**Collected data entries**
*****
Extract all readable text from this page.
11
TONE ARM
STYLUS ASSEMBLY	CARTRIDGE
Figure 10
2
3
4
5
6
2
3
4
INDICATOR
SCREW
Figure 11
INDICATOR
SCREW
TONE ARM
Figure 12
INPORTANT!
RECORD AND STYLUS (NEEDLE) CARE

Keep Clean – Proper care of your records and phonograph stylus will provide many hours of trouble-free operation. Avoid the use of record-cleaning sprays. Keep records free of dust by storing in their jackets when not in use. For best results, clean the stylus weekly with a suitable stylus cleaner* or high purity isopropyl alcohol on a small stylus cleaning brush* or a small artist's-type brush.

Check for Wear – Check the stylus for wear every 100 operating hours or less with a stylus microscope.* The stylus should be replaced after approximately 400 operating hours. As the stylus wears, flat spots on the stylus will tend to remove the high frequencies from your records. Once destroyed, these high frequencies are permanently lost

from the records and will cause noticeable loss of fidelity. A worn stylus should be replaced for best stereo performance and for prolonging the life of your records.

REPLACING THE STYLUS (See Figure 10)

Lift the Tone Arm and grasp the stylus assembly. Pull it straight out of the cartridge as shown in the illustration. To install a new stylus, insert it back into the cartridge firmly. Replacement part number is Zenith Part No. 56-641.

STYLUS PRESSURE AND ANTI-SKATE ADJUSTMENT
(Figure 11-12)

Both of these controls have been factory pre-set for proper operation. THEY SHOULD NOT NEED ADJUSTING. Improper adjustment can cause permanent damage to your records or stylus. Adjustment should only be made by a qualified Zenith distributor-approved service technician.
*****
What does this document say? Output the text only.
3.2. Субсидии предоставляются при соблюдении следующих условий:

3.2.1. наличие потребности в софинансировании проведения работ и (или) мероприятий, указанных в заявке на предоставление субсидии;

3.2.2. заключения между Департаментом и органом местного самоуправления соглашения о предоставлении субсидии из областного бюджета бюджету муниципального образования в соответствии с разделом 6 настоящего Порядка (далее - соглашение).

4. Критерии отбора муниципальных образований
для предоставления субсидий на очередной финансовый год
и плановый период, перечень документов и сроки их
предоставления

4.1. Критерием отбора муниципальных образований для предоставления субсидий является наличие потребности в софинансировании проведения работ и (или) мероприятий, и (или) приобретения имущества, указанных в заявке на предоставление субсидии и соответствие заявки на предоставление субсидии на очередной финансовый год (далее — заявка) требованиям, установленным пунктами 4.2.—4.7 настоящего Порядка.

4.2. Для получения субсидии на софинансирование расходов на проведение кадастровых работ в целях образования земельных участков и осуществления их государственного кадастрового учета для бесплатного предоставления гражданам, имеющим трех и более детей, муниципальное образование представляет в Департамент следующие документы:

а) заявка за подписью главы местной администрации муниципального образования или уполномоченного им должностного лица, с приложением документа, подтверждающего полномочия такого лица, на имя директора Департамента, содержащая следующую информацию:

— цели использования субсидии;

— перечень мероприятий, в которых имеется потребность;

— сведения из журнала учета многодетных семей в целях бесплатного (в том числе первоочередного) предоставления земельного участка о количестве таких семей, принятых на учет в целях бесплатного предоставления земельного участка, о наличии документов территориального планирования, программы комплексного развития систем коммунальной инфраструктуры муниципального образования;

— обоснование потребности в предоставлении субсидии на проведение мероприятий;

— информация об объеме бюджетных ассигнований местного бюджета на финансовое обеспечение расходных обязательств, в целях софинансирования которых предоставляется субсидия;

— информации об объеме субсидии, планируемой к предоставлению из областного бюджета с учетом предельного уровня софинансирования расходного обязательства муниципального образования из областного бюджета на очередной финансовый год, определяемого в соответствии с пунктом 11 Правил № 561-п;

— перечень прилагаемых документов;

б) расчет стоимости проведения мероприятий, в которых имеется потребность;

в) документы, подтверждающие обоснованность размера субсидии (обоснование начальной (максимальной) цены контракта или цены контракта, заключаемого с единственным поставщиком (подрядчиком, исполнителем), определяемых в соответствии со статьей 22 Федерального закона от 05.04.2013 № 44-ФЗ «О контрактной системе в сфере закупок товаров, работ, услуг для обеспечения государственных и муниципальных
*****
**Exercise directions**
Report all lines of the material that contain the word "учета".

**Task output**
4.2. Для получения субсидии на софинансирование расходов на проведение кадастровых работ в целях образования земельных участков и осуществления их государственного кадастрового учета для бесплатного предоставления гражданам, имеющим трех и более детей, муниципальное образование представляет в Департамент следующие документы:
— сведения из журнала учета многодетных семей в целях бесплатного (в том числе первоочередного) предоставления земельного участка о количестве таких семей, принятых на учет в целях бесплатного предоставления земельного участка, о наличии документов территориального планирования, программы комплексного развития систем коммунальной инфраструктуры муниципального образования;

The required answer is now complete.